### Document excerpt:
I didn't really intent to go nuclear on this post,it just kinda turned out that way)

Ah... Princess Aubree... man, is that a tale.

I was living in Paris at the time, working for a private investigator named Michel. Ex-spy, ex-mercenary, ex-smuggler... this guy had been there, done that more times than I could even count. He was also a raging alcoholic. And certifiably insane. And, of course, French. Put it all together and it's a dangerous cocktail. I loved the gig, and loved the city even more, but one can only exist in the same world as Michel for so long.

It was on one particular job that I met Princess Aubree. She'd hired Michel and I to locate a diamond necklace which had been stolen from her. At the time, neither of us knew that she was royalty. We just figured that she was just some rich heiress blowing through her family's money or something. Long story short, we tracked down the thief, turned him over to the Paris police, and celebrated the job well done.

And that's when Aubree dropped the bombshell.

First she told me that she was a princess, heiress to the throne of the tiny country of Catalia. Okay, no big deal. But then, she proposed marriage to me. I was flabbergasted, I was floored, I didn't know how to respond. I said baby, you're a pretty girl but I just met you. Then she explained the situation to me. It turns out that this particular princess was more interested in getting with Cinderella than Prince Charming. Her parents, the king and queen of Catalia, were generally supportive (read: indifferent) to their daughter's orientation, yet felt they needed to keep up appearances. Thus, an arranged marriage.

Page element annotations
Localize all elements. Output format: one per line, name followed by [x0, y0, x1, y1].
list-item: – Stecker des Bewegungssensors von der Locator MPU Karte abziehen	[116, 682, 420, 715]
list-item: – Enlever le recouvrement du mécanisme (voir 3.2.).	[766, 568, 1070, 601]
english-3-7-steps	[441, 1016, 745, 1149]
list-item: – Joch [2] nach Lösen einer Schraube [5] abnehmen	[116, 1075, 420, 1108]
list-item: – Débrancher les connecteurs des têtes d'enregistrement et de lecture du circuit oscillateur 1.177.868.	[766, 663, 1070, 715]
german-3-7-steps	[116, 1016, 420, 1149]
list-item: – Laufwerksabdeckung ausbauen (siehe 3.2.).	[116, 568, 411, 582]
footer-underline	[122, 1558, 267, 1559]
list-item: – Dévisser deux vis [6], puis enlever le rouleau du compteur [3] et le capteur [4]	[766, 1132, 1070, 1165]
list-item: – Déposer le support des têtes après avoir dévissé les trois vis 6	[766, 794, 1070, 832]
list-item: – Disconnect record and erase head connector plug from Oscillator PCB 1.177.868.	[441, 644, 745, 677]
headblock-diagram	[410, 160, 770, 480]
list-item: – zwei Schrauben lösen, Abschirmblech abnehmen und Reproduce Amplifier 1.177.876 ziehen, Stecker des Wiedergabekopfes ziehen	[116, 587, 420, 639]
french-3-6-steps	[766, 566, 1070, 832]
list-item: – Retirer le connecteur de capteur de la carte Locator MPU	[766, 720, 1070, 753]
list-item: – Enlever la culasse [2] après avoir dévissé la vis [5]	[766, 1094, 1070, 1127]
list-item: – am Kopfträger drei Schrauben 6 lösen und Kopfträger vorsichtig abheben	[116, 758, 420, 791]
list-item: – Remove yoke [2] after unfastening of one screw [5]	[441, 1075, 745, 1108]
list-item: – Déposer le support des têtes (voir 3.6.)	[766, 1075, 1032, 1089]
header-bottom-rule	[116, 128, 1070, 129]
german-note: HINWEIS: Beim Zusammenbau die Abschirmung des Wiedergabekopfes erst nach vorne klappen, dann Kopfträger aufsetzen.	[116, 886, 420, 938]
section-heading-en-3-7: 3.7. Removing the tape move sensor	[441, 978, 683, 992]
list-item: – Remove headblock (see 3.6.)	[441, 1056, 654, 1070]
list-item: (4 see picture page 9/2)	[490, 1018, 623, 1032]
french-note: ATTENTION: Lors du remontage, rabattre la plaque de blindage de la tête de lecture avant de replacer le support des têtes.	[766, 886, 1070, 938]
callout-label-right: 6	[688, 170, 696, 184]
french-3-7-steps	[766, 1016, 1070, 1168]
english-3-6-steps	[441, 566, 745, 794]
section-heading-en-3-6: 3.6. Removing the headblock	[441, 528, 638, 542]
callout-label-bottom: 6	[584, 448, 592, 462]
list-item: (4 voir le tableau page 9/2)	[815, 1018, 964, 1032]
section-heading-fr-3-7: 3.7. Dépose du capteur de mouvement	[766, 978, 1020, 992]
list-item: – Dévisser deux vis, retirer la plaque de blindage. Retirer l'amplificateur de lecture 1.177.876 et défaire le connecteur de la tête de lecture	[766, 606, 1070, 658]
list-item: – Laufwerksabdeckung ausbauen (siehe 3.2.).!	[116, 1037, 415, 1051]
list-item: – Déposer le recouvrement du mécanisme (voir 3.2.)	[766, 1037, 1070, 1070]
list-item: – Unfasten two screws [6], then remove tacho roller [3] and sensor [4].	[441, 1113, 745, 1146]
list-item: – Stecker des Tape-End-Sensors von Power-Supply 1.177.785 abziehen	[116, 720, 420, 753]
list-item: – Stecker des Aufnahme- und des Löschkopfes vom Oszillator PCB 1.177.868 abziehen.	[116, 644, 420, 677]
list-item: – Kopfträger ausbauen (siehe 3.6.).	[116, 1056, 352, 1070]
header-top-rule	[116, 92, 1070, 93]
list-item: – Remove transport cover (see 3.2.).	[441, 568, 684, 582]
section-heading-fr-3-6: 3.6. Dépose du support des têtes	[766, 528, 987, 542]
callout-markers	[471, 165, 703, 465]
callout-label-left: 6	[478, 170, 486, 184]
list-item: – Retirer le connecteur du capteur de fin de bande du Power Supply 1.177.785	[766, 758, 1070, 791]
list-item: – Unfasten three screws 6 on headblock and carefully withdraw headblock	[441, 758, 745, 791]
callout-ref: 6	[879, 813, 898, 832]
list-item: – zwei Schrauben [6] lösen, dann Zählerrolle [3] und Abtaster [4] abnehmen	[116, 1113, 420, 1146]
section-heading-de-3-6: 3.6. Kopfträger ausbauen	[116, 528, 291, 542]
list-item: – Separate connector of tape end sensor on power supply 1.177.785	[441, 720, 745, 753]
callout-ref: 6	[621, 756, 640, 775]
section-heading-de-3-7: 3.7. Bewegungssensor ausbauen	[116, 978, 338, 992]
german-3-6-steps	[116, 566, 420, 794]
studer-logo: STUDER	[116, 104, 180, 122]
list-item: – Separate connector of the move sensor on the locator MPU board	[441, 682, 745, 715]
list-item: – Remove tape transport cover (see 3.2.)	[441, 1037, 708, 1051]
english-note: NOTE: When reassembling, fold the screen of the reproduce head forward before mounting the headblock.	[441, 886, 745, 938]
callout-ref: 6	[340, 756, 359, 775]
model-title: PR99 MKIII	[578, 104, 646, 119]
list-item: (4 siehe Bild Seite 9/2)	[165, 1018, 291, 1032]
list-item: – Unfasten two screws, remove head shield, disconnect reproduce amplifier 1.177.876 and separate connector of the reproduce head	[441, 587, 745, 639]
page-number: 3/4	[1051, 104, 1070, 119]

### Given request:
Carry on the story about Princess Aubree and the Paris private investigator from where it stops. The items have no connection to the story about Princess Aubree.

### Task response:
Why me? I asked her. Well, she said, I seemed like a nice enough guy, and if she was gonna be forced to marry she felt she should at least like her husband, even if she'd never exactly love him. Besides, it was better than letting mom and dad pick out her mate. Give me some time to think, I said, I can't make a snap decision like that. So, she gave me a week.

Now, at the time, I was in the midst of a romance with a woman named Vicki, a correspondent for CNN. And even though I lived in Paris and she lived in Tel Aviv, we somehow managed to maintain our relationship even across the Mediterranean. I called her up and told her about Aubree's proposal. While she wasn't exactly thrilled about the idea of me saying vows with another woman - lesbian or not, sham marriage or not - she was of the opinion that it would be incredibly stupid of me to turn down a free pass like this. I'd be a prince, husband of the heiress to the throne, set up for the rest of my life. She asked me, would I rather hang out with Michel, he who seriously believed the Freemasons were plotting against him? Or would I rather spend my days in the lap of luxury with a royal wife who would encourage me to have a mistress? When she put it that way, it was really no contest. I called up Aubree immediately and accepted her proposal.

Well, I got more than I bargained for. A lot more.

Not to say that I wasn't living the good life. Far from it. I was on top of the world and climbing, living in the palace, having my every need catered to, and had a bank account with more money in it that I'd made in my entire life. Aubree was cool as hell too, and to this day I consider her a great friend. But, as Brett Micheals once said, every rose has it's thorn. And this rose had a gigantic thorn by the name of King Edward.

See, what Aubree hadn't told me was that her father was a paranoid lunatic. He wasn't quite as insane as Michel, who covered his windows with tin foil, but he was pretty bad nonetheless. The king would say that he was merely security conscious, being a head of state and all, but his actions went way beyond the appropriate protective measures for a royal family. Part of it was his concern for himself and his family (which now included me), but another huge part of it was the fact that he simply didn't trust anyone. He had his security team spying on everyone. The servants, the other nobles, his Parliament, his wife, his daughter, he even had his bodyguards spying on each other. So it goes without saying that he kept tabs on me 24/7.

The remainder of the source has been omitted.